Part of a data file
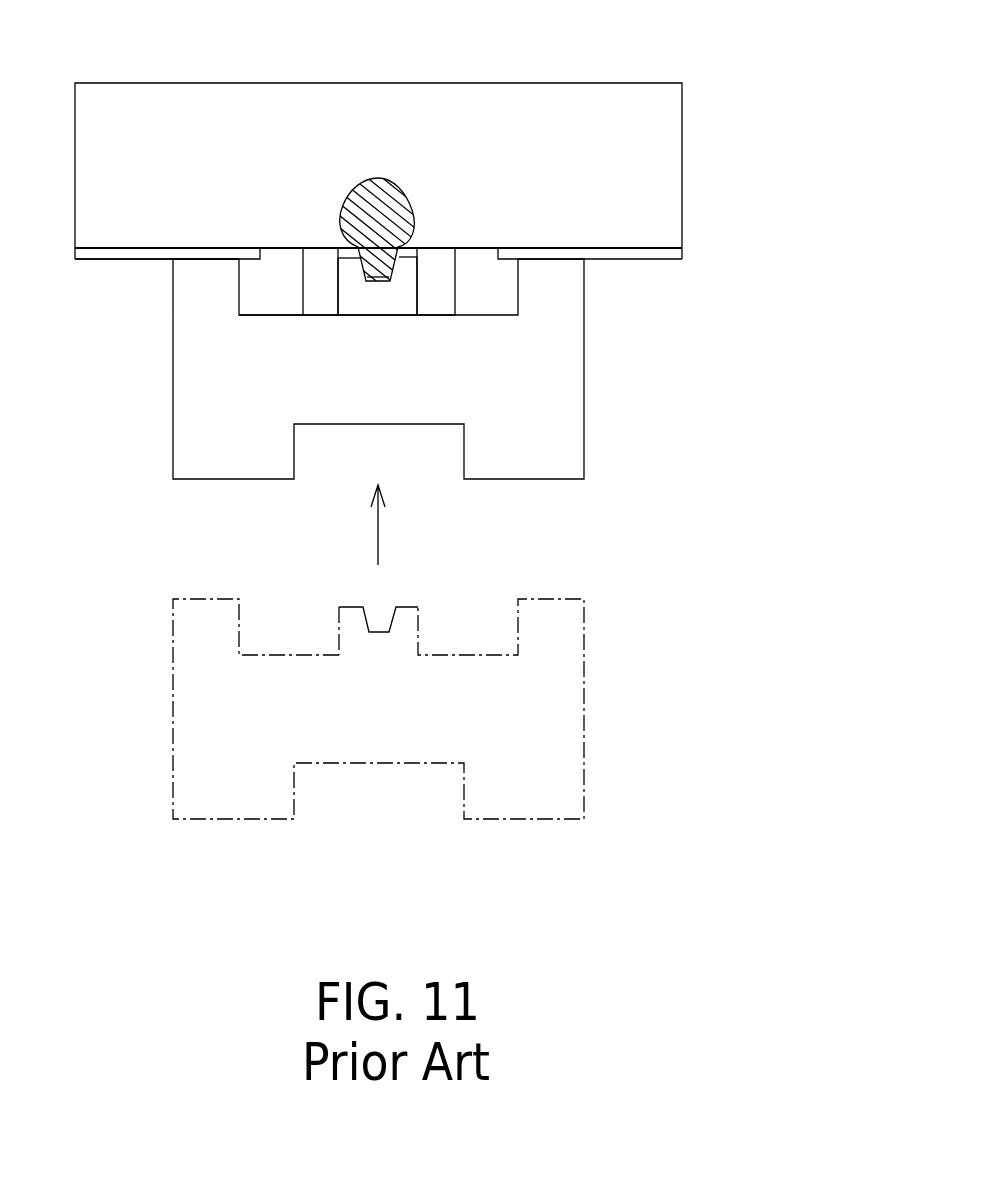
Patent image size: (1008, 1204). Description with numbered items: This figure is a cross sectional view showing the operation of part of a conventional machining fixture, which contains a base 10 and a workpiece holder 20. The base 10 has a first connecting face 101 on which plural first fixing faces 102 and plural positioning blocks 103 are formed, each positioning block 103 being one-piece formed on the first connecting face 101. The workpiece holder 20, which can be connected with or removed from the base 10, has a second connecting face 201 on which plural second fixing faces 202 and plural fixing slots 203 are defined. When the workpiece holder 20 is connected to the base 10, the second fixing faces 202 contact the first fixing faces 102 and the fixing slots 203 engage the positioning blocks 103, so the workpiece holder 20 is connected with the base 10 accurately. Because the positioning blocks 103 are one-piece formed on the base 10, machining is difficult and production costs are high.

The base 10 is at (687, 143).
The workpiece holder 20 is at (585, 418).
The first connecting face 101 is at (108, 249).
The first fixing face 102 is at (145, 259).
The positioning block 103 is at (380, 267).
The second connecting face 201 is at (277, 315).
The second fixing face 202 is at (204, 255).
The fixing slot 203 is at (365, 268).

- [Directions]: Copy out every line of the listing above word for word, omitting the picture.

- [Written answer]:
Patent image size: (1008, 1204). Description with numbered items: This figure is a cross sectional view showing the operation of part of a conventional machining fixture, which contains a base 10 and a workpiece holder 20. The base 10 has a first connecting face 101 on which plural first fixing faces 102 and plural positioning blocks 103 are formed, each positioning block 103 being one-piece formed on the first connecting face 101. The workpiece holder 20, which can be connected with or removed from the base 10, has a second connecting face 201 on which plural second fixing faces 202 and plural fixing slots 203 are defined. When the workpiece holder 20 is connected to the base 10, the second fixing faces 202 contact the first fixing faces 102 and the fixing slots 203 engage the positioning blocks 103, so the workpiece holder 20 is connected with the base 10 accurately. Because the positioning blocks 103 are one-piece formed on the base 10, machining is difficult and production costs are high.

The base 10 is at (687, 143).
The workpiece holder 20 is at (585, 418).
The first connecting face 101 is at (108, 249).
The first fixing face 102 is at (145, 259).
The positioning block 103 is at (380, 267).
The second connecting face 201 is at (277, 315).
The second fixing face 202 is at (204, 255).
The fixing slot 203 is at (365, 268).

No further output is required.